__WHAT THIS TASK INVOLVES__
Gather every line of the entries that includes the word "năng".

━━ LISTING ━━

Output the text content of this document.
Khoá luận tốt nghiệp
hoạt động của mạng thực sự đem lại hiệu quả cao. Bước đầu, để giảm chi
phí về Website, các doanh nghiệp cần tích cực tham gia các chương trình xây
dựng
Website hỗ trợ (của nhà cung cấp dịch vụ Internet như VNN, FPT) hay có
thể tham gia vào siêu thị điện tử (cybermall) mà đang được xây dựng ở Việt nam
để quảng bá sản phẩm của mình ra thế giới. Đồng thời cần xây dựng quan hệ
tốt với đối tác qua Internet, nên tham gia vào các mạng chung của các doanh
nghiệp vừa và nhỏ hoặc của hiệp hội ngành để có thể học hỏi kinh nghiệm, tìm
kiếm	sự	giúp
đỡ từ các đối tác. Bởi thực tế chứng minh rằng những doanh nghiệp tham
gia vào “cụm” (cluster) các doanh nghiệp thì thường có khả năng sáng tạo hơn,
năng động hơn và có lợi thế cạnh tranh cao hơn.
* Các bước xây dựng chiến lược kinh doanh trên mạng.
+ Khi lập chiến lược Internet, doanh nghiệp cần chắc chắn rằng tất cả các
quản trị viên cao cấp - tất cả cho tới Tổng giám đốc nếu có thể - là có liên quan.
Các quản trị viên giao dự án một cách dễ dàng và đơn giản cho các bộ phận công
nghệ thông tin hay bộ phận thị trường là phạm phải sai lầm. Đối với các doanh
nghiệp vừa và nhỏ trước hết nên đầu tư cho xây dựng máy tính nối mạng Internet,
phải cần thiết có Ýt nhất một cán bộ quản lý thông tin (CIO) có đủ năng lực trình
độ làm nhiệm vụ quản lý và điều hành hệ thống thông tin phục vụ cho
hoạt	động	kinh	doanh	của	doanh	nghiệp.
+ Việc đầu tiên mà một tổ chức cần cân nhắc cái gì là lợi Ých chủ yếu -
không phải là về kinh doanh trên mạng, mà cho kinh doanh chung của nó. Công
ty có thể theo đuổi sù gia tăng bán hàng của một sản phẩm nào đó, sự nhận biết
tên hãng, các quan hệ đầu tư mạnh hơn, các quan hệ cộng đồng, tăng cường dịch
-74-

━━━

__PROBLEM SOLUTION__
gia vào “cụm” (cluster) các doanh nghiệp thì thường có khả năng sáng tạo hơn,
năng động hơn và có lợi thế cạnh tranh cao hơn.
phải cần thiết có Ýt nhất một cán bộ quản lý thông tin (CIO) có đủ năng lực trình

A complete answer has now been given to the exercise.